Records from a data source
-*-
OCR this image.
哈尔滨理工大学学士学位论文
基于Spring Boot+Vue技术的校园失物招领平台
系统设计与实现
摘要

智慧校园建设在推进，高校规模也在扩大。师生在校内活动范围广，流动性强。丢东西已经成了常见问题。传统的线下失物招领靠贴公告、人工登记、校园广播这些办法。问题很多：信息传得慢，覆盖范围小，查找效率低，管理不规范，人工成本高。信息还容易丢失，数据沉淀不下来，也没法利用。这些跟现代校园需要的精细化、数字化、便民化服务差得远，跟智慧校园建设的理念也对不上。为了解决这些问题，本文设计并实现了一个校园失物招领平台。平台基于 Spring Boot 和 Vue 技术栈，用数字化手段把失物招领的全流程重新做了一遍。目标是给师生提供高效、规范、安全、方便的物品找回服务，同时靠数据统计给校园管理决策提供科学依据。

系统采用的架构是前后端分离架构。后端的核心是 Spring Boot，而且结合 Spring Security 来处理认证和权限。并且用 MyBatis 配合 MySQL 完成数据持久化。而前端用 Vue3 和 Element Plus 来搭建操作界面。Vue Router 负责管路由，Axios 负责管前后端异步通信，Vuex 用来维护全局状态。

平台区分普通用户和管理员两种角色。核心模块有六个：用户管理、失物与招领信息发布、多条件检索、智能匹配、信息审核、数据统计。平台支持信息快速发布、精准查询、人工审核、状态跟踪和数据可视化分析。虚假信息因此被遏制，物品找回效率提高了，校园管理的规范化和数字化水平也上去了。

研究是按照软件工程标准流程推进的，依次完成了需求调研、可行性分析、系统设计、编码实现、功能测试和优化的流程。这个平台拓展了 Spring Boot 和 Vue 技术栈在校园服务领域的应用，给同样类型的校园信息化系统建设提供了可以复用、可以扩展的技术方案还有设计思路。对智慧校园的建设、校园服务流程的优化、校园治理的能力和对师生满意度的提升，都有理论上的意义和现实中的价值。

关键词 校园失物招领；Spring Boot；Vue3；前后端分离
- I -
-*-
● **Exercise aim**: Which lines above contain the word "Boot"? Copy each of them.

● **The output**:
基于Spring Boot+Vue技术的校园失物招领平台
智慧校园建设在推进，高校规模也在扩大。师生在校内活动范围广，流动性强。丢东西已经成了常见问题。传统的线下失物招领靠贴公告、人工登记、校园广播这些办法。问题很多：信息传得慢，覆盖范围小，查找效率低，管理不规范，人工成本高。信息还容易丢失，数据沉淀不下来，也没法利用。这些跟现代校园需要的精细化、数字化、便民化服务差得远，跟智慧校园建设的理念也对不上。为了解决这些问题，本文设计并实现了一个校园失物招领平台。平台基于 Spring Boot 和 Vue 技术栈，用数字化手段把失物招领的全流程重新做了一遍。目标是给师生提供高效、规范、安全、方便的物品找回服务，同时靠数据统计给校园管理决策提供科学依据。
系统采用的架构是前后端分离架构。后端的核心是 Spring Boot，而且结合 Spring Security 来处理认证和权限。并且用 MyBatis 配合 MySQL 完成数据持久化。而前端用 Vue3 和 Element Plus 来搭建操作界面。Vue Router 负责管路由，Axios 负责管前后端异步通信，Vuex 用来维护全局状态。
研究是按照软件工程标准流程推进的，依次完成了需求调研、可行性分析、系统设计、编码实现、功能测试和优化的流程。这个平台拓展了 Spring Boot 和 Vue 技术栈在校园服务领域的应用，给同样类型的校园信息化系统建设提供了可以复用、可以扩展的技术方案还有设计思路。对智慧校园的建设、校园服务流程的优化、校园治理的能力和对师生满意度的提升，都有理论上的意义和现实中的价值。
关键词 校园失物招领；Spring Boot；Vue3；前后端分离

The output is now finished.